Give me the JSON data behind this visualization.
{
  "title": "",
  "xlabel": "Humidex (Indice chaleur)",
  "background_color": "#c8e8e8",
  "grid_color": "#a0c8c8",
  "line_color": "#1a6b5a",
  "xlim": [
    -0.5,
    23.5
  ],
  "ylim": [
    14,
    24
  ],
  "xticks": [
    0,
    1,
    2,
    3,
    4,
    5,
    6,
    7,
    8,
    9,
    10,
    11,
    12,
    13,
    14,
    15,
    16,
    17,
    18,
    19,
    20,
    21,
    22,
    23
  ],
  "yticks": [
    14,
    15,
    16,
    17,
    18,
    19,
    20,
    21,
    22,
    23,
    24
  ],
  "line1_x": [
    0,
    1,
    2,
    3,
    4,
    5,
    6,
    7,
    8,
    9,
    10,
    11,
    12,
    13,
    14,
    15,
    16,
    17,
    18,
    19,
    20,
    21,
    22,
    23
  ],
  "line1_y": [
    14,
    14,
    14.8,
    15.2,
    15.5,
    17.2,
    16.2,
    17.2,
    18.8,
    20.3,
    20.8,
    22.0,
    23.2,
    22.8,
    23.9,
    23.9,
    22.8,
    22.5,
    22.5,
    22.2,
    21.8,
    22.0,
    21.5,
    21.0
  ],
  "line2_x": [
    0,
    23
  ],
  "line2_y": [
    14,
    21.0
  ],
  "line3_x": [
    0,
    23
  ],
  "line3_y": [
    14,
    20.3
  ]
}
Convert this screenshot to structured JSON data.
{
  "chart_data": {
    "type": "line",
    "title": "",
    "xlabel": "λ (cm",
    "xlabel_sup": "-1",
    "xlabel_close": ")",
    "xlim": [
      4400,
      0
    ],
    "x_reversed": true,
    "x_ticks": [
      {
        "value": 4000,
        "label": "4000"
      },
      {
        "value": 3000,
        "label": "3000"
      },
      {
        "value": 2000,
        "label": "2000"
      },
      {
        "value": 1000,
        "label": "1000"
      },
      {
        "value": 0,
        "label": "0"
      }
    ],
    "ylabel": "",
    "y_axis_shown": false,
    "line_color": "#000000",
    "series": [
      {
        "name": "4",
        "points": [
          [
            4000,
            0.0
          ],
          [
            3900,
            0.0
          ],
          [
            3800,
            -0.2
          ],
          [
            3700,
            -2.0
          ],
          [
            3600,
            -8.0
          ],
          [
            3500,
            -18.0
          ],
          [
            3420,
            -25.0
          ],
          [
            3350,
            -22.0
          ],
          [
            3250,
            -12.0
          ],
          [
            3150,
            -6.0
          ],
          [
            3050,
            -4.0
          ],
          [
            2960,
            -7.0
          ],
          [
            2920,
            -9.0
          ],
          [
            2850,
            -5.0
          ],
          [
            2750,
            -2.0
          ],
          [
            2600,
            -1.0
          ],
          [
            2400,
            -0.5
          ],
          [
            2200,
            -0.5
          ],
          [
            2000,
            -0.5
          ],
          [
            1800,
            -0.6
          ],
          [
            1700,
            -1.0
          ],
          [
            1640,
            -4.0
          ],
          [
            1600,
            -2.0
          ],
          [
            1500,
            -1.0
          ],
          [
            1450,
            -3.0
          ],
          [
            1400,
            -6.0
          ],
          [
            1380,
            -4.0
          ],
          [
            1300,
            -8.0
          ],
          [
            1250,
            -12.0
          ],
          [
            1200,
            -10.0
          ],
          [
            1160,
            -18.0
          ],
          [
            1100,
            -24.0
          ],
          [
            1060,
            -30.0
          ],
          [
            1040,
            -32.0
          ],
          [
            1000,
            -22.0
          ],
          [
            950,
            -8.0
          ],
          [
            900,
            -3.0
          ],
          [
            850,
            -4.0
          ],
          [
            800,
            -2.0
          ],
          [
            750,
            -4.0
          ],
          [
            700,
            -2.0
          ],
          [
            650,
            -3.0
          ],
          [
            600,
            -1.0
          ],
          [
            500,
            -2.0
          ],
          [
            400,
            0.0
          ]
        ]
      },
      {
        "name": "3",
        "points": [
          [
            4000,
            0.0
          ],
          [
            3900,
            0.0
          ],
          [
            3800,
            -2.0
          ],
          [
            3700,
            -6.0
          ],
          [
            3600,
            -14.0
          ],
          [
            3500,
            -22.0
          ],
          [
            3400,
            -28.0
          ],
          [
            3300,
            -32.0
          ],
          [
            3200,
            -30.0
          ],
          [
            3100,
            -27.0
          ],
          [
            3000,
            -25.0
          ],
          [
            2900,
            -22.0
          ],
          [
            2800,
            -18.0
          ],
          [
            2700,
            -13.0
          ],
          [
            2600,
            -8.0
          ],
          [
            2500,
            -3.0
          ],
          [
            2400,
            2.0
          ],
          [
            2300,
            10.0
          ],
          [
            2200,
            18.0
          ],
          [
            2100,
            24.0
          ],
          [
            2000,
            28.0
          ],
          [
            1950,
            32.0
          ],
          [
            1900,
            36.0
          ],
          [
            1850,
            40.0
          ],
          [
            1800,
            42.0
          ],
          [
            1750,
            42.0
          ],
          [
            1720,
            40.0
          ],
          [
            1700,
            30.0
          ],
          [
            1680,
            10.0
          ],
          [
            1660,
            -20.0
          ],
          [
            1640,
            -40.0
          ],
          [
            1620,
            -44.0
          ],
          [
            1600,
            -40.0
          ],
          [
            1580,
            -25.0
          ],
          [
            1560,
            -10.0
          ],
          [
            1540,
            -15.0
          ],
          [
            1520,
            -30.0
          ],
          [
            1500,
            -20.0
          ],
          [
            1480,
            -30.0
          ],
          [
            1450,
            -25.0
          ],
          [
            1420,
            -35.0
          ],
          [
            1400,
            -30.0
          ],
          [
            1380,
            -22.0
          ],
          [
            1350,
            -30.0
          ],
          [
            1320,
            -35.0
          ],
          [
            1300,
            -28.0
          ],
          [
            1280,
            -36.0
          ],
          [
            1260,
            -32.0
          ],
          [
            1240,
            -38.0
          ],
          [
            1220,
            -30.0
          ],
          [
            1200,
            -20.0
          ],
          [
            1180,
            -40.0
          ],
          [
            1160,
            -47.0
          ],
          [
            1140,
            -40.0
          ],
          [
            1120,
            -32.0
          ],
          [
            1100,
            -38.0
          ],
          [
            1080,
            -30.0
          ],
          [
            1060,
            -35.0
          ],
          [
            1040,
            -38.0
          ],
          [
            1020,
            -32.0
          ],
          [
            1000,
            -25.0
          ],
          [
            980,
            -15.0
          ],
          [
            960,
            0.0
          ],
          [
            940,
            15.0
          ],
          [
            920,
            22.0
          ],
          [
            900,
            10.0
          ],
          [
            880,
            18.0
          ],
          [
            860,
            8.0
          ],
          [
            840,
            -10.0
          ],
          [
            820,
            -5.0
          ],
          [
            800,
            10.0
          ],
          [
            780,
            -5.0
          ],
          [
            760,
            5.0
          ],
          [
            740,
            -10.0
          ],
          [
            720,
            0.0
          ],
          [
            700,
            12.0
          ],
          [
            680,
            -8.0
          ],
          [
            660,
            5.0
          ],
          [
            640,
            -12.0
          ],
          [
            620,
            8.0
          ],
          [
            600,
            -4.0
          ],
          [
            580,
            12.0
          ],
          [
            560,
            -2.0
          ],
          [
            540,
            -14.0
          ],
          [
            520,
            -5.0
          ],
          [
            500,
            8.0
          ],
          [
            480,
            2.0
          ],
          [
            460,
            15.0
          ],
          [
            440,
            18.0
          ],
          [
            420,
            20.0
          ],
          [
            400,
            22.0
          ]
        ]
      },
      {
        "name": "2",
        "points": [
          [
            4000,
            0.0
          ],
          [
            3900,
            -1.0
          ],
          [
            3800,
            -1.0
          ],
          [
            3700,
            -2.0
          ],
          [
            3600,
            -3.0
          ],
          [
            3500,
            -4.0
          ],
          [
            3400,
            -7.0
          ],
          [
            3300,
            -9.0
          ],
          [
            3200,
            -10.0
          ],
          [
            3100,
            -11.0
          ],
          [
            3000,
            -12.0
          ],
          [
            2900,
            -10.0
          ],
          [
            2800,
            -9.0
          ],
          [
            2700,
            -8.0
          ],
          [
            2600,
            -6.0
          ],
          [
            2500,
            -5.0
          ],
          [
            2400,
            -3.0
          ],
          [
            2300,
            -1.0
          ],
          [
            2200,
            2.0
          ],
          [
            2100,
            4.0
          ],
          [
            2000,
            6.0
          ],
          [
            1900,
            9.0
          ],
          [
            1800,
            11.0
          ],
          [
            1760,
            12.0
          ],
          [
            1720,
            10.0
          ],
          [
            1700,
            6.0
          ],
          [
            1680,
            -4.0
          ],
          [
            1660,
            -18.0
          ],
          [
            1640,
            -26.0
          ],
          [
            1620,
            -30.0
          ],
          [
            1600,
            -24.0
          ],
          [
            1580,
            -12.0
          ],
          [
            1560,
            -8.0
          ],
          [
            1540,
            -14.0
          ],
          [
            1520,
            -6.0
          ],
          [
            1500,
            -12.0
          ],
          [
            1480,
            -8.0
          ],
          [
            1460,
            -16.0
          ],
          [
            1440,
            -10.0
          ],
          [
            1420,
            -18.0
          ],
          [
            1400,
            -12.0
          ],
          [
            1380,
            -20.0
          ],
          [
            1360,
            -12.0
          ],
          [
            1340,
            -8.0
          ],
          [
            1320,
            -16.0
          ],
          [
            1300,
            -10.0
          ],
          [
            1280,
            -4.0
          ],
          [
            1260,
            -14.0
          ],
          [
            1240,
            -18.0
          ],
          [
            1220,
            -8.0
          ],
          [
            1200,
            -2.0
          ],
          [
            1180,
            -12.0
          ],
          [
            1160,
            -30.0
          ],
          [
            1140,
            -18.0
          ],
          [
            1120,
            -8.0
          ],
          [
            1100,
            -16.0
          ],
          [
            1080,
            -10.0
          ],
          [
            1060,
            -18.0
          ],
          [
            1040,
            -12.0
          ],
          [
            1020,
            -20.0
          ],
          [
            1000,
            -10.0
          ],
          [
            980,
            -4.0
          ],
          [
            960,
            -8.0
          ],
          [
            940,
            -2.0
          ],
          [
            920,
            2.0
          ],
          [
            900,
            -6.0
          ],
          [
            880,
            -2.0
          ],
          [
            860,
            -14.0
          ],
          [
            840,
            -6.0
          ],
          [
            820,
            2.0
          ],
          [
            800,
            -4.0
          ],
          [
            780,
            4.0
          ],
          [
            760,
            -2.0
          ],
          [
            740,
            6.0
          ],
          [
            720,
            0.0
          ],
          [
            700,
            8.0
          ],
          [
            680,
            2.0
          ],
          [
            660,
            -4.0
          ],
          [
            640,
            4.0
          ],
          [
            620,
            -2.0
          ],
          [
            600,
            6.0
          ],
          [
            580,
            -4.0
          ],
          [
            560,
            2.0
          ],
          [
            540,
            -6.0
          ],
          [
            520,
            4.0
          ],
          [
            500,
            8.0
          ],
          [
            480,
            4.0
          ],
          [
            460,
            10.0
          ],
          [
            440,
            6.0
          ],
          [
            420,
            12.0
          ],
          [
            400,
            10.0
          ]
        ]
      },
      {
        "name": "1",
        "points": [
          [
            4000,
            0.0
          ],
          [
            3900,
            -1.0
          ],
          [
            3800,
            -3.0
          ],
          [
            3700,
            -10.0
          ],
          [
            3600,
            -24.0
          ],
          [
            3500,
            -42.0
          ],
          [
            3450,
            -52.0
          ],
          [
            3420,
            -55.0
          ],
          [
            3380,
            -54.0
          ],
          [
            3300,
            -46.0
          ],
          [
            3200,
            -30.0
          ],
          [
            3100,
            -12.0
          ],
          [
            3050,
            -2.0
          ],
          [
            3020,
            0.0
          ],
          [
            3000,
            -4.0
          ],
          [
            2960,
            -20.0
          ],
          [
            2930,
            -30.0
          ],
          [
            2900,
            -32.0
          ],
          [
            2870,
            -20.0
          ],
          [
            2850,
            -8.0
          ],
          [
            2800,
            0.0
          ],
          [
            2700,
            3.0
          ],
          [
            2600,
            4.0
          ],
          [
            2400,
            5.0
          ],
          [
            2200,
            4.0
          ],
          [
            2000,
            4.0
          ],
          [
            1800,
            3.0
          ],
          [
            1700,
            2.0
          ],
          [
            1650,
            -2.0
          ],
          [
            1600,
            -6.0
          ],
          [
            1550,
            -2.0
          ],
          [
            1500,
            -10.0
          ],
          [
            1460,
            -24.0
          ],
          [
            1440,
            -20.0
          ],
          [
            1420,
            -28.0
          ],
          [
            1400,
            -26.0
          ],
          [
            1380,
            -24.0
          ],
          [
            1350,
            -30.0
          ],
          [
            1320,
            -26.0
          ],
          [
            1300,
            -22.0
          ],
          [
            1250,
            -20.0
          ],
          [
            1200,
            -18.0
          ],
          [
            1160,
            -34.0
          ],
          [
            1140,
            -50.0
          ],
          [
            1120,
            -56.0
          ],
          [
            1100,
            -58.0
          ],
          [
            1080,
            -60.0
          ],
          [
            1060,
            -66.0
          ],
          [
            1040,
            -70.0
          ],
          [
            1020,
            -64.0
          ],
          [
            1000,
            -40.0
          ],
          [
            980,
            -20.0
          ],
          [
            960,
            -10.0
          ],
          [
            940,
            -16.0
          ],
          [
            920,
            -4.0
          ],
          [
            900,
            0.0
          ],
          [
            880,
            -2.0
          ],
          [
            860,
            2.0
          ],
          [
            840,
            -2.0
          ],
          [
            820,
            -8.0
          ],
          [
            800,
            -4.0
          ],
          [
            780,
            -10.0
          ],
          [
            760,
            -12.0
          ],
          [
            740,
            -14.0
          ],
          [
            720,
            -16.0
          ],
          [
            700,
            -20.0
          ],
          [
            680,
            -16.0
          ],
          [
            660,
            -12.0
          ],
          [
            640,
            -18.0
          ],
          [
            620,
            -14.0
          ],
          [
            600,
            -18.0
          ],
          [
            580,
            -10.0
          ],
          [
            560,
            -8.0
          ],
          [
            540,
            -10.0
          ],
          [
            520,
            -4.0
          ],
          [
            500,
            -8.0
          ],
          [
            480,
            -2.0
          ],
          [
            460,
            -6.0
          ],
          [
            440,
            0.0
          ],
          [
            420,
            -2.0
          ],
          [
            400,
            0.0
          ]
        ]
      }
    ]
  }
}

# WHAT TO WORK ON
From the entries, copy out each line containing the word "JSON".

# RESULT OF THIS EXERCISE
Give me the JSON data behind this visualization.
Convert this screenshot to structured JSON data.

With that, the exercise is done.